= DESCRIPTION OF THE TASK =
Transcribe all the entries word for word, but omit the images.

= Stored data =
-*-*-
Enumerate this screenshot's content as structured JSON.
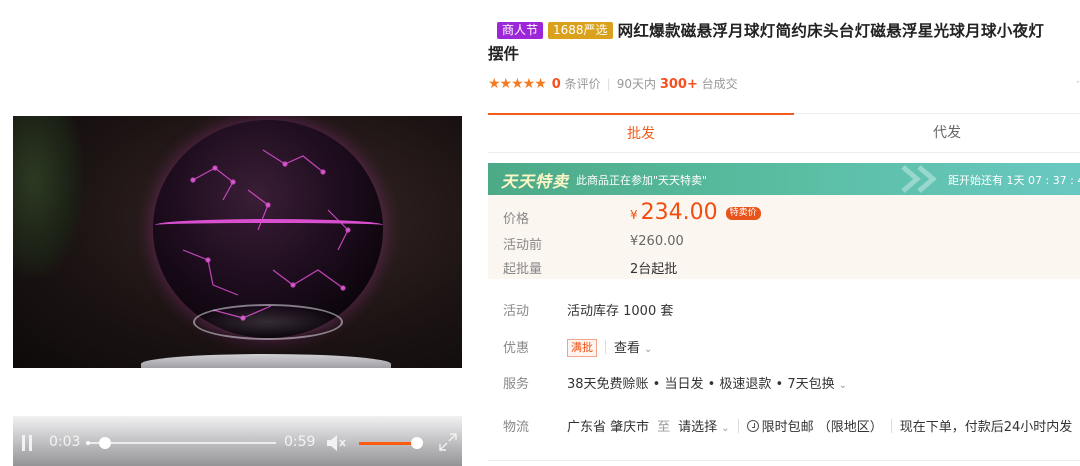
{
  "video": {
    "current_time": "0:03",
    "duration": "0:59",
    "progress_fraction": 0.05,
    "volume_fraction": 0.9
  },
  "product": {
    "tag_festival": "商人节",
    "tag_brand": "1688严选",
    "title_line1": "网红爆款磁悬浮月球灯简约床头台灯磁悬浮星光球月球小夜灯",
    "title_line2": "摆件",
    "stars": "★★★★★",
    "review_count": "0",
    "review_label": "条评价",
    "sales_prefix": "90天内",
    "sales_count": "300+",
    "sales_suffix": "台成交",
    "edge_glyph": "·"
  },
  "tabs": [
    {
      "label": "批发",
      "active": true
    },
    {
      "label": "代发",
      "active": false
    }
  ],
  "promo": {
    "logo": "天天特卖",
    "text": "此商品正在参加\"天天特卖\"",
    "countdown": "距开始还有 1天 07 : 37 : 4"
  },
  "pricing": {
    "price_label": "价格",
    "currency": "¥",
    "price": "234.00",
    "price_badge": "特卖价",
    "before_label": "活动前",
    "before_price": "¥260.00",
    "moq_label": "起批量",
    "moq": "2台起批"
  },
  "details": {
    "activity_label": "活动",
    "activity_value": "活动库存 1000 套",
    "discount_label": "优惠",
    "discount_chip": "满批",
    "discount_link": "查看",
    "service_label": "服务",
    "service_value": "38天免费赊账 • 当日发 • 极速退款 • 7天包换",
    "logistics_label": "物流",
    "logistics_from": "广东省 肇庆市",
    "logistics_to": "至",
    "logistics_select": "请选择",
    "logistics_free": "限时包邮 （限地区）",
    "logistics_note": "现在下单，付款后24小时内发"
  },
  "colors": {
    "accent": "#f25c19",
    "price": "#f04d10",
    "promo": "#4caa87",
    "festival_tag": "#9b27d8",
    "brand_tag": "#d9a11c"
  }
}
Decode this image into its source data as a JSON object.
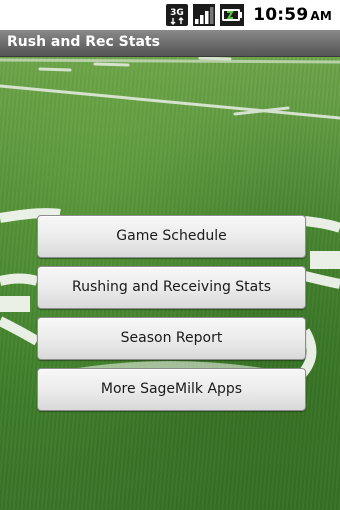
{
  "status_bar": {
    "network_label": "3G",
    "time": "10:59",
    "ampm": "AM",
    "icons": [
      "network-3g-icon",
      "signal-strength-icon",
      "battery-icon"
    ]
  },
  "app": {
    "title": "Rush and Rec Stats"
  },
  "menu": {
    "buttons": [
      {
        "label": "Game Schedule"
      },
      {
        "label": "Rushing and Receiving Stats"
      },
      {
        "label": "Season Report"
      },
      {
        "label": "More SageMilk Apps"
      }
    ]
  },
  "colors": {
    "title_bar": "#6b6b6b",
    "field_green": "#4f8e35",
    "field_lines": "#ffffff"
  }
}
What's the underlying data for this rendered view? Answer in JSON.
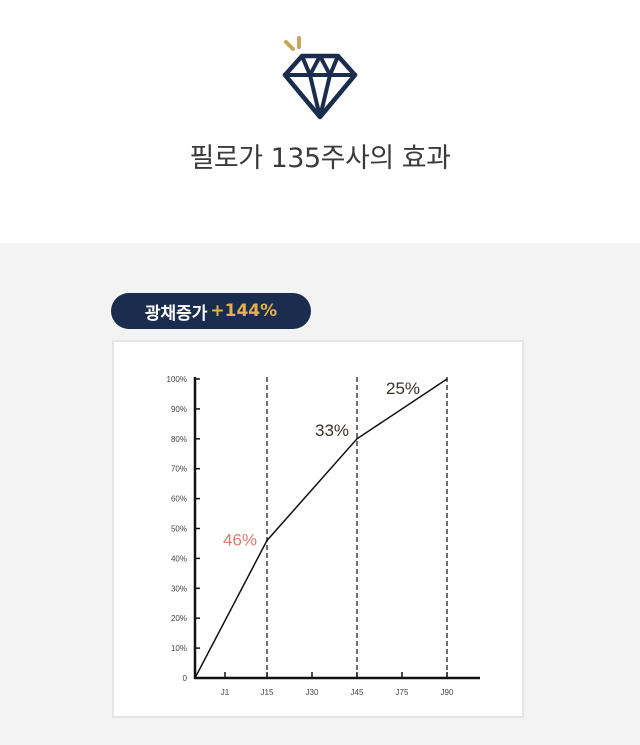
{
  "header": {
    "title": "필로가 135주사의 효과",
    "icon": "diamond-icon",
    "icon_color": "#1b2d4f",
    "sparkle_color": "#c9a55a"
  },
  "badge": {
    "label": "광채증가",
    "highlight": "+144%",
    "bg_color": "#1b2d4f",
    "highlight_color": "#e3b04d"
  },
  "chart_data": {
    "type": "line",
    "categories": [
      "J1",
      "J15",
      "J30",
      "J45",
      "J75",
      "J90"
    ],
    "series": [
      {
        "values": [
          0,
          46,
          null,
          80,
          null,
          100
        ]
      }
    ],
    "yticks": [
      "0",
      "10%",
      "20%",
      "30%",
      "40%",
      "50%",
      "60%",
      "70%",
      "80%",
      "90%",
      "100%"
    ],
    "ylim": [
      0,
      100
    ],
    "vertical_dashed_lines_at": [
      "J15",
      "J45",
      "J90"
    ],
    "annotations": [
      {
        "at": "J15",
        "y": 46,
        "text": "46%",
        "color": "#e07a72"
      },
      {
        "at": "J45",
        "y": 80,
        "text": "33%",
        "color": "#3a302a"
      },
      {
        "at": "J90",
        "y": 100,
        "text": "25%",
        "color": "#3a302a"
      }
    ],
    "grid": false,
    "legend": "none"
  }
}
-*-*-
= FINISHED TASK =
Enumerate this screenshot's content as structured JSON.
{
  "video": {
    "current_time": "0:03",
    "duration": "0:59",
    "progress_fraction": 0.05,
    "volume_fraction": 0.9
  },
  "product": {
    "tag_festival": "商人节",
    "tag_brand": "1688严选",
    "title_line1": "网红爆款磁悬浮月球灯简约床头台灯磁悬浮星光球月球小夜灯",
    "title_line2": "摆件",
    "stars": "★★★★★",
    "review_count": "0",
    "review_label": "条评价",
    "sales_prefix": "90天内",
    "sales_count": "300+",
    "sales_suffix": "台成交",
    "edge_glyph": "·"
  },
  "tabs": [
    {
      "label": "批发",
      "active": true
    },
    {
      "label": "代发",
      "active": false
    }
  ],
  "promo": {
    "logo": "天天特卖",
    "text": "此商品正在参加\"天天特卖\"",
    "countdown": "距开始还有 1天 07 : 37 : 4"
  },
  "pricing": {
    "price_label": "价格",
    "currency": "¥",
    "price": "234.00",
    "price_badge": "特卖价",
    "before_label": "活动前",
    "before_price": "¥260.00",
    "moq_label": "起批量",
    "moq": "2台起批"
  },
  "details": {
    "activity_label": "活动",
    "activity_value": "活动库存 1000 套",
    "discount_label": "优惠",
    "discount_chip": "满批",
    "discount_link": "查看",
    "service_label": "服务",
    "service_value": "38天免费赊账 • 当日发 • 极速退款 • 7天包换",
    "logistics_label": "物流",
    "logistics_from": "广东省 肇庆市",
    "logistics_to": "至",
    "logistics_select": "请选择",
    "logistics_free": "限时包邮 （限地区）",
    "logistics_note": "现在下单，付款后24小时内发"
  },
  "colors": {
    "accent": "#f25c19",
    "price": "#f04d10",
    "promo": "#4caa87",
    "festival_tag": "#9b27d8",
    "brand_tag": "#d9a11c"
  }
}
Decode this image into its source data as a JSON object.
{
  "status_bar": {
    "network_label": "3G",
    "time": "10:59",
    "ampm": "AM",
    "icons": [
      "network-3g-icon",
      "signal-strength-icon",
      "battery-icon"
    ]
  },
  "app": {
    "title": "Rush and Rec Stats"
  },
  "menu": {
    "buttons": [
      {
        "label": "Game Schedule"
      },
      {
        "label": "Rushing and Receiving Stats"
      },
      {
        "label": "Season Report"
      },
      {
        "label": "More SageMilk Apps"
      }
    ]
  },
  "colors": {
    "title_bar": "#6b6b6b",
    "field_green": "#4f8e35",
    "field_lines": "#ffffff"
  }
}
What's the underlying data for this rendered view? Answer in JSON.
{
  "header": {
    "title": "필로가 135주사의 효과",
    "icon": "diamond-icon",
    "icon_color": "#1b2d4f",
    "sparkle_color": "#c9a55a"
  },
  "badge": {
    "label": "광채증가",
    "highlight": "+144%",
    "bg_color": "#1b2d4f",
    "highlight_color": "#e3b04d"
  },
  "chart_data": {
    "type": "line",
    "categories": [
      "J1",
      "J15",
      "J30",
      "J45",
      "J75",
      "J90"
    ],
    "series": [
      {
        "values": [
          0,
          46,
          null,
          80,
          null,
          100
        ]
      }
    ],
    "yticks": [
      "0",
      "10%",
      "20%",
      "30%",
      "40%",
      "50%",
      "60%",
      "70%",
      "80%",
      "90%",
      "100%"
    ],
    "ylim": [
      0,
      100
    ],
    "vertical_dashed_lines_at": [
      "J15",
      "J45",
      "J90"
    ],
    "annotations": [
      {
        "at": "J15",
        "y": 46,
        "text": "46%",
        "color": "#e07a72"
      },
      {
        "at": "J45",
        "y": 80,
        "text": "33%",
        "color": "#3a302a"
      },
      {
        "at": "J90",
        "y": 100,
        "text": "25%",
        "color": "#3a302a"
      }
    ],
    "grid": false,
    "legend": "none"
  }
}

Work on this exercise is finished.